> _EXERCISE GOAL_:
Below are some records; reproduce every one of them exactly.

> _DATASET RECORDS_:
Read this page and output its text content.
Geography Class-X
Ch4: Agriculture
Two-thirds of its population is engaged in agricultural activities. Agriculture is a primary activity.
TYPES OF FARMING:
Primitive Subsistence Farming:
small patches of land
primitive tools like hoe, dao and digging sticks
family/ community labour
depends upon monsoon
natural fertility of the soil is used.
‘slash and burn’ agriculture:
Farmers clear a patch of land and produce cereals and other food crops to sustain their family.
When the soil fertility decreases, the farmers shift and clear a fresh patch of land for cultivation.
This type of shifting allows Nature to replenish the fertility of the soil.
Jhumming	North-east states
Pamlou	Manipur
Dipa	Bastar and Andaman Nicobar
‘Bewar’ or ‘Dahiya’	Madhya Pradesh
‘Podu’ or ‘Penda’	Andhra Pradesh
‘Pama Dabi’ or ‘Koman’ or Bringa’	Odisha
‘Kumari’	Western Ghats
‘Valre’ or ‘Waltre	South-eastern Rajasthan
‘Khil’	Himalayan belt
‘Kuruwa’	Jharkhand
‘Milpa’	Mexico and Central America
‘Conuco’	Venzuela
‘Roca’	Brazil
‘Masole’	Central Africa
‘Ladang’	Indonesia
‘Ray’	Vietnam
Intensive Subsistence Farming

> _SOLVED EXERCISE_:
Read this page and output its text content.
Geography Class-X
Ch4: Agriculture
Two-thirds of its population is engaged in agricultural activities. Agriculture is a primary activity.
TYPES OF FARMING:
Primitive Subsistence Farming:
small patches of land
primitive tools like hoe, dao and digging sticks
family/ community labour
depends upon monsoon
natural fertility of the soil is used.
‘slash and burn’ agriculture:
Farmers clear a patch of land and produce cereals and other food crops to sustain their family.
When the soil fertility decreases, the farmers shift and clear a fresh patch of land for cultivation.
This type of shifting allows Nature to replenish the fertility of the soil.
Jhumming	North-east states
Pamlou	Manipur
Dipa	Bastar and Andaman Nicobar
‘Bewar’ or ‘Dahiya’	Madhya Pradesh
‘Podu’ or ‘Penda’	Andhra Pradesh
‘Pama Dabi’ or ‘Koman’ or Bringa’	Odisha
‘Kumari’	Western Ghats
‘Valre’ or ‘Waltre	South-eastern Rajasthan
‘Khil’	Himalayan belt
‘Kuruwa’	Jharkhand
‘Milpa’	Mexico and Central America
‘Conuco’	Venzuela
‘Roca’	Brazil
‘Masole’	Central Africa
‘Ladang’	Indonesia
‘Ray’	Vietnam
Intensive Subsistence Farming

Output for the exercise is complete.